• [Records supplied]:
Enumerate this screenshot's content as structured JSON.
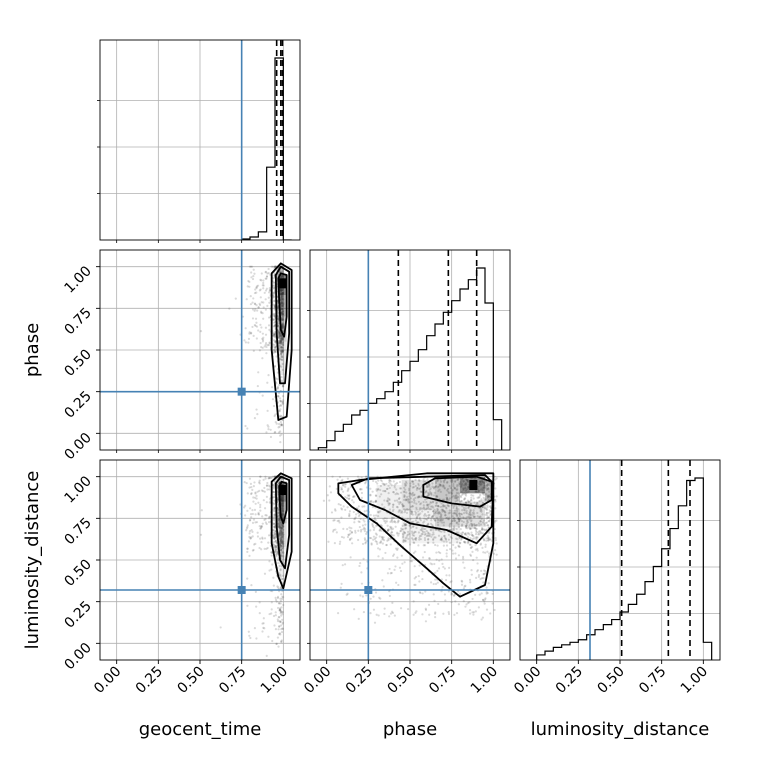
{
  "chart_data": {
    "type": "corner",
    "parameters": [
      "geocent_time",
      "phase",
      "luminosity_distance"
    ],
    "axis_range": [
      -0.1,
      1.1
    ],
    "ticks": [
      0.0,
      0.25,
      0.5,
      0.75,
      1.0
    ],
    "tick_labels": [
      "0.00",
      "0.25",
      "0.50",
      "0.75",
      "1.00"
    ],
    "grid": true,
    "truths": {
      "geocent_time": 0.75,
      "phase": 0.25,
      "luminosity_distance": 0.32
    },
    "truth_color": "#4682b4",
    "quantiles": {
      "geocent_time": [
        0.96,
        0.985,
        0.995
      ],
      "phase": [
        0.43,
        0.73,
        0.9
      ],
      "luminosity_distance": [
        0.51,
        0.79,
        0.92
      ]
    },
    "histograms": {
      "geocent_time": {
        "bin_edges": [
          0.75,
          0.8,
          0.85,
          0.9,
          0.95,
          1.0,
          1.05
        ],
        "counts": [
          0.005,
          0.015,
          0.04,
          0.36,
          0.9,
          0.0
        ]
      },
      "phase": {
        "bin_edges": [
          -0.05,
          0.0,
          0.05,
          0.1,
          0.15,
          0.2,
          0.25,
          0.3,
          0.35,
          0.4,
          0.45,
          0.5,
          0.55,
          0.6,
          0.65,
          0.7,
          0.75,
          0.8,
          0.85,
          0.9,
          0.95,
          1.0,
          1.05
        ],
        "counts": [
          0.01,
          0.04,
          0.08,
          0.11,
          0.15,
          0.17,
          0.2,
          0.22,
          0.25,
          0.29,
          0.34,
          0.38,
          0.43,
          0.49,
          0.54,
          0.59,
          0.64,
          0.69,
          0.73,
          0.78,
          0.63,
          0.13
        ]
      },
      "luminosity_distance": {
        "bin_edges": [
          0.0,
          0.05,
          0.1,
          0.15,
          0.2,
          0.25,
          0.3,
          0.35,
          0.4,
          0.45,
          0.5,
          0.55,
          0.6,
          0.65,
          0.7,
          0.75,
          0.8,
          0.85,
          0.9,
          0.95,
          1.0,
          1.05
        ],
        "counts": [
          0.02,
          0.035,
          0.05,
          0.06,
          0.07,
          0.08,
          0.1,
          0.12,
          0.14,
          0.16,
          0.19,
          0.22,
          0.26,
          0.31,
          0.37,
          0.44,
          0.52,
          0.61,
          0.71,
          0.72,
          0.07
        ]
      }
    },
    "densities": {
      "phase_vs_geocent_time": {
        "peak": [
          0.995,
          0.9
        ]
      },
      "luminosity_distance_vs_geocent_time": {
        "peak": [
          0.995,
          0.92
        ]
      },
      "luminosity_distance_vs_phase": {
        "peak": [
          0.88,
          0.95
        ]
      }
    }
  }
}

• [Task to carry out]: Copy the records word for word, leaving no picture in the copy.

• [Correct answer]:
Enumerate this screenshot's content as structured JSON.
{
  "chart_data": {
    "type": "corner",
    "parameters": [
      "geocent_time",
      "phase",
      "luminosity_distance"
    ],
    "axis_range": [
      -0.1,
      1.1
    ],
    "ticks": [
      0.0,
      0.25,
      0.5,
      0.75,
      1.0
    ],
    "tick_labels": [
      "0.00",
      "0.25",
      "0.50",
      "0.75",
      "1.00"
    ],
    "grid": true,
    "truths": {
      "geocent_time": 0.75,
      "phase": 0.25,
      "luminosity_distance": 0.32
    },
    "truth_color": "#4682b4",
    "quantiles": {
      "geocent_time": [
        0.96,
        0.985,
        0.995
      ],
      "phase": [
        0.43,
        0.73,
        0.9
      ],
      "luminosity_distance": [
        0.51,
        0.79,
        0.92
      ]
    },
    "histograms": {
      "geocent_time": {
        "bin_edges": [
          0.75,
          0.8,
          0.85,
          0.9,
          0.95,
          1.0,
          1.05
        ],
        "counts": [
          0.005,
          0.015,
          0.04,
          0.36,
          0.9,
          0.0
        ]
      },
      "phase": {
        "bin_edges": [
          -0.05,
          0.0,
          0.05,
          0.1,
          0.15,
          0.2,
          0.25,
          0.3,
          0.35,
          0.4,
          0.45,
          0.5,
          0.55,
          0.6,
          0.65,
          0.7,
          0.75,
          0.8,
          0.85,
          0.9,
          0.95,
          1.0,
          1.05
        ],
        "counts": [
          0.01,
          0.04,
          0.08,
          0.11,
          0.15,
          0.17,
          0.2,
          0.22,
          0.25,
          0.29,
          0.34,
          0.38,
          0.43,
          0.49,
          0.54,
          0.59,
          0.64,
          0.69,
          0.73,
          0.78,
          0.63,
          0.13
        ]
      },
      "luminosity_distance": {
        "bin_edges": [
          0.0,
          0.05,
          0.1,
          0.15,
          0.2,
          0.25,
          0.3,
          0.35,
          0.4,
          0.45,
          0.5,
          0.55,
          0.6,
          0.65,
          0.7,
          0.75,
          0.8,
          0.85,
          0.9,
          0.95,
          1.0,
          1.05
        ],
        "counts": [
          0.02,
          0.035,
          0.05,
          0.06,
          0.07,
          0.08,
          0.1,
          0.12,
          0.14,
          0.16,
          0.19,
          0.22,
          0.26,
          0.31,
          0.37,
          0.44,
          0.52,
          0.61,
          0.71,
          0.72,
          0.07
        ]
      }
    },
    "densities": {
      "phase_vs_geocent_time": {
        "peak": [
          0.995,
          0.9
        ]
      },
      "luminosity_distance_vs_geocent_time": {
        "peak": [
          0.995,
          0.92
        ]
      },
      "luminosity_distance_vs_phase": {
        "peak": [
          0.88,
          0.95
        ]
      }
    }
  }
}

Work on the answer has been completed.